Task objective -
Identify all lines of the data containing the string "signatures" and copy them.

## Start Items

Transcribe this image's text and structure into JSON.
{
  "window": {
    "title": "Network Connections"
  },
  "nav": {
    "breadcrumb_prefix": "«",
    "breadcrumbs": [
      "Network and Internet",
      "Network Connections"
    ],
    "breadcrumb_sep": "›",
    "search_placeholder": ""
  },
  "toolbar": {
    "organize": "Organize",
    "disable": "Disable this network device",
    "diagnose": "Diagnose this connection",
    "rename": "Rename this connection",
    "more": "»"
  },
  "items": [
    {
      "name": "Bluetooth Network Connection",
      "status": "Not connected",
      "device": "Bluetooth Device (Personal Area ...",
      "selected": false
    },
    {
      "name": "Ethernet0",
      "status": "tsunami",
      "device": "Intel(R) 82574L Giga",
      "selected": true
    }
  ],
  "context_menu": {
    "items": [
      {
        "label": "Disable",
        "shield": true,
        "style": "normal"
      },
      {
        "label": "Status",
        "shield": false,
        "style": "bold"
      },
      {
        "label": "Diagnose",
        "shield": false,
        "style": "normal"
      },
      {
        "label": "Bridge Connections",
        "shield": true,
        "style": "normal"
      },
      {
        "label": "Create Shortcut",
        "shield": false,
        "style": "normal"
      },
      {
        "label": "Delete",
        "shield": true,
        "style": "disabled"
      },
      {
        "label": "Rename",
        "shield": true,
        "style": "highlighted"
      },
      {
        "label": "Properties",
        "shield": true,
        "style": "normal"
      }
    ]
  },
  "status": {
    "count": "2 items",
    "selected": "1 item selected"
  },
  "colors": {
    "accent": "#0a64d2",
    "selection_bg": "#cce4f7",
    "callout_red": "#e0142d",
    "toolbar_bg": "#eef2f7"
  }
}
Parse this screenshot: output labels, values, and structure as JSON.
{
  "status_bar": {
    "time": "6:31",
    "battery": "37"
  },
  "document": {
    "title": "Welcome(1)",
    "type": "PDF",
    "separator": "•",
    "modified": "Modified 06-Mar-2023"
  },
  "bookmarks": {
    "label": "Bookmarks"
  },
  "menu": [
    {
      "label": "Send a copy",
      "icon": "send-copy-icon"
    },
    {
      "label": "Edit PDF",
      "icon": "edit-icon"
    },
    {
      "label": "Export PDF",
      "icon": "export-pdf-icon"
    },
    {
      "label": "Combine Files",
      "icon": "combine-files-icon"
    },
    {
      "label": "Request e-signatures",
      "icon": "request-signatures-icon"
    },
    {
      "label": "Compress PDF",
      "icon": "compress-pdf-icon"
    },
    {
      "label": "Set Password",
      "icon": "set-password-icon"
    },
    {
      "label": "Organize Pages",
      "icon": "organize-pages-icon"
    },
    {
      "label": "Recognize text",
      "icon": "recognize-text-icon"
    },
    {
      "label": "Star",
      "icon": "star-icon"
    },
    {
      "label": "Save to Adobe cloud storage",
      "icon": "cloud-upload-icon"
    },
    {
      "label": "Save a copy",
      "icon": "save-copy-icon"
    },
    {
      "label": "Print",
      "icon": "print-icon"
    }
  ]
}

## End Items

Output for this exercise -
      "label": "Request e-signatures",
      "icon": "request-signatures-icon"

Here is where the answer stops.